(in Polish) Technologia informacyjna 0600-S1-O-TIb

Lecture topics:
1. Introductory lecture.
2. Introduction to statistical analysis of experimental data, significant digits (figures), statistical analysis of random error, the uncertainty of measurement, type B evaluation of uncertainty.
3. Propagation of uncertainty, type A evaluation of uncertainty, combined standard uncertainty.
4. Linear regression – least square method, weighted linear regression, analysis of residuals, linearizing transformations.
5. Nonlinear regression – polynomial equation fitting, multiple linear regression analysis, regression coefficients, selecting variables – stepwise procedures.
6. Numerical integration, integral and geometric interpretation, rectangle method, trapezoidal method, Simpson’s rule method, Gauss–Legendre method.
7. Fundamentals of numerical solving of differential equations, Euler method, Runge–Kutta method, Milne method (predictor-corrector)
8. Methods for solving algebraic equations, bisection method, secant method (regula falsi), tangent method (Newton-Raphson).
9. Optimization methods, method of changing a single parameter, random walk method, grid search method (factorial design), rules for creating a regression model, experimental design.
10. Monte Carlo methods - integration and simulation, pseudorandom number generators, Monte Carlo integration, Monte Carlo simulation.

Laboratory:
Exercises with the use of appropriate computer programs (MS Excel, IBM SPSS) are concerned with the following issues:
Exercise no. 1. Statistical analysis of experimental data, the mean, standard deviation, dispersion measures - practical, classic problem-solving.
Exercise no. 2. Regression analysis, application of the linear regression to calculate the calibration curve - practical, classic problem-solving.

◆ **PROBLEM REQUIREMENTS**
Reproduce the course syllabus word for word, from "4. Linear regression" up to and including "model, experimental design.". The rows below are material kept apart from the course syllabus.

Spatial layout entries

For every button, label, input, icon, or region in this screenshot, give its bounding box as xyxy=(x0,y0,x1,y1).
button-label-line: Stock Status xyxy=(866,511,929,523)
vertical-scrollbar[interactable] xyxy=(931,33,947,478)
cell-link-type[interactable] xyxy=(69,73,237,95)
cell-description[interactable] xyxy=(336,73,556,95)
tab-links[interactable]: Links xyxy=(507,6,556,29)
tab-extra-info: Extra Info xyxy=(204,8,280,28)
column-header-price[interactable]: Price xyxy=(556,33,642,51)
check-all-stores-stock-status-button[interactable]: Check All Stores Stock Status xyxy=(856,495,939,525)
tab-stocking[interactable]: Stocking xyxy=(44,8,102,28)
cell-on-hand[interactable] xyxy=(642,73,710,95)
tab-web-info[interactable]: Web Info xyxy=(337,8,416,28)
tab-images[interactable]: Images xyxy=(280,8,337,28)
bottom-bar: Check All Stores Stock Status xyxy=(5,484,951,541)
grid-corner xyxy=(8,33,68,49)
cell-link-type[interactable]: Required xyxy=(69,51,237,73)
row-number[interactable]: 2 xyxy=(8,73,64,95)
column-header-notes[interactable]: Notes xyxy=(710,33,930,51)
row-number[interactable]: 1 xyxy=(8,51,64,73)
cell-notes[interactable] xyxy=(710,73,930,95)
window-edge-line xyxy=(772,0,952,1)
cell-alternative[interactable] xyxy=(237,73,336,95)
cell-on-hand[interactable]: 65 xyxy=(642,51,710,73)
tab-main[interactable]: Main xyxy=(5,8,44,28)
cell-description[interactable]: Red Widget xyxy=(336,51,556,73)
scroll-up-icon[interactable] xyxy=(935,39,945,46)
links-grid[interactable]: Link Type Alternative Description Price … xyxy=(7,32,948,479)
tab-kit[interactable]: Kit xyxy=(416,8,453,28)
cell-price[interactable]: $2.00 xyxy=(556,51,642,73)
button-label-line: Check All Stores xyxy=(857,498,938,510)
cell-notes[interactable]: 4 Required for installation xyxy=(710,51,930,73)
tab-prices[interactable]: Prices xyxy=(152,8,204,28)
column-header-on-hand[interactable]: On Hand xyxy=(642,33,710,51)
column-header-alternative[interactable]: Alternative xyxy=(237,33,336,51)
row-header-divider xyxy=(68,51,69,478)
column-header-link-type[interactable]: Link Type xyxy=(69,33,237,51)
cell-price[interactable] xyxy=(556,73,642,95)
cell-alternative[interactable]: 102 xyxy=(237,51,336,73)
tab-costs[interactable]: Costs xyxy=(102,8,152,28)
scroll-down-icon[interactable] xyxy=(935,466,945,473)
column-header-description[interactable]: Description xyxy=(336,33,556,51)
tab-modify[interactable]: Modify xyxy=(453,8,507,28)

◆ **CORRECT OUTPUT**
4. Linear regression – least square method, weighted linear regression, analysis of residuals, linearizing transformations.
5. Nonlinear regression – polynomial equation fitting, multiple linear regression analysis, regression coefficients, selecting variables – stepwise procedures.
6. Numerical integration, integral and geometric interpretation, rectangle method, trapezoidal method, Simpson’s rule method, Gauss–Legendre method.
7. Fundamentals of numerical solving of differential equations, Euler method, Runge–Kutta method, Milne method (predictor-corrector)
8. Methods for solving algebraic equations, bisection method, secant method (regula falsi), tangent method (Newton-Raphson).
9. Optimization methods, method of changing a single parameter, random walk method, grid search method (factorial design), rules for creating a regression model, experimental design.